TEXTE EXTRAIT
* * * * * * *
# Disparition du balayage 2 doigts sur Magic Mouse



## Kalios (11 Décembre 2009)

Bonjour,

Depuis quelque jours j'ai quelques soucis avec ma Magic Mouse.

En effet, du jour au lendemain *le balayage 2 doigts ne fonctionne plus sur ma souris*.

Je ne comprends pas pourquoi.

Les tests effectués sont :
1/ Redémarrage du mon mac mini
2/ ON/OFF de la souris

Dans les 2 cas il n'y a pas eu d'amélioration.

En terme d'incompatibilité (mais je n'y crois pas trop) :
J'ai 2 logiciels :
Mzoom -> pour améliorer la vitesse de déplacement de la souris
SteerMouse -> prog présent avant l'installation de la souris. utilisé par ma logitech précédente.

Merci pour vos commentaires et aide sur le sujet

Config :
Mac Mini
Mac OS 10.6.2


----------



## TiteLine (11 Décembre 2009)

Bonsoir,

Cela ne se serait-il pas produit après une MAJ (JAVA par exemple?)

Certains ont rencontré ce problème et une simple réparation des permissions l'aurait résolu.


----------



## Plgt (11 Décembre 2009)

Kalios, j'ai le même problème et la réparation des autorisations n'a pas réglé le problème 
Attendons les conseils des plus calés que nous...

---------- Nouveau message ajouté à 22h17 ---------- Le message précédent a été envoyé à 22h09 ----------

Rectification :
Avec un reboot en plus de la réparation des autorisation, tout fonctionne !


----------



## Kalios (11 Décembre 2009)

Merci Enrin,

En effet, la réparation des autorisations a permis de corriger le problème une fois le mac redémarré.

Merci pour ton efficacité.

Kalios


----------



## benbook (26 Juin 2010)

Bonjour, qu'es que c'est une "réparation des autorisations " ??

Merci d'avance


----------



## Deleted member 18124 (28 Juin 2010)

benbook a dit:


> Bonjour, qu'es que c'est une "réparation des autorisations " ??
> 
> Merci d'avance



Voir là ("Réparer les permissions sous OS X").


----------
* * * * * * *
EXTRAIT DE DONNÉES
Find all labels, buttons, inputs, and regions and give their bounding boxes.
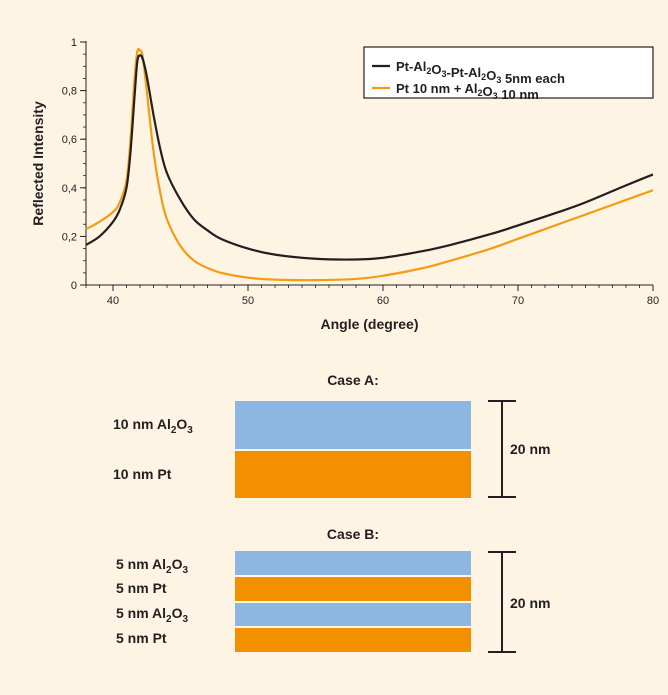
* * * * * * *
CONSIGNE A
Recopiez tout le passage de la discussion sur la Magic Mouse qui va de « Depuis quelque jours » jusqu'à « pas eu d'amélioration. ».
CONSIGNE B
D'après la discussion sur la Magic Mouse, pourquoi Plgt ajoute-t-il une rectification à son message de 22h09 ?
Le matériel n'a aucun rôle ici.

RÉSULTAT ATTENDU A
Depuis quelque jours j'ai quelques soucis avec ma Magic Mouse.

En effet, du jour au lendemain *le balayage 2 doigts ne fonctionne plus sur ma souris*.

Je ne comprends pas pourquoi.

Les tests effectués sont :
1/ Redémarrage du mon mac mini
2/ ON/OFF de la souris

Dans les 2 cas il n'y a pas eu d'amélioration.

RÉSULTAT ATTENDU B
À 22h09, Plgt écrivait que la réparation des autorisations n'avait pas réglé le problème. Il rectifie à 22h17 parce qu'en ajoutant un redémarrage à cette réparation, tout fonctionne.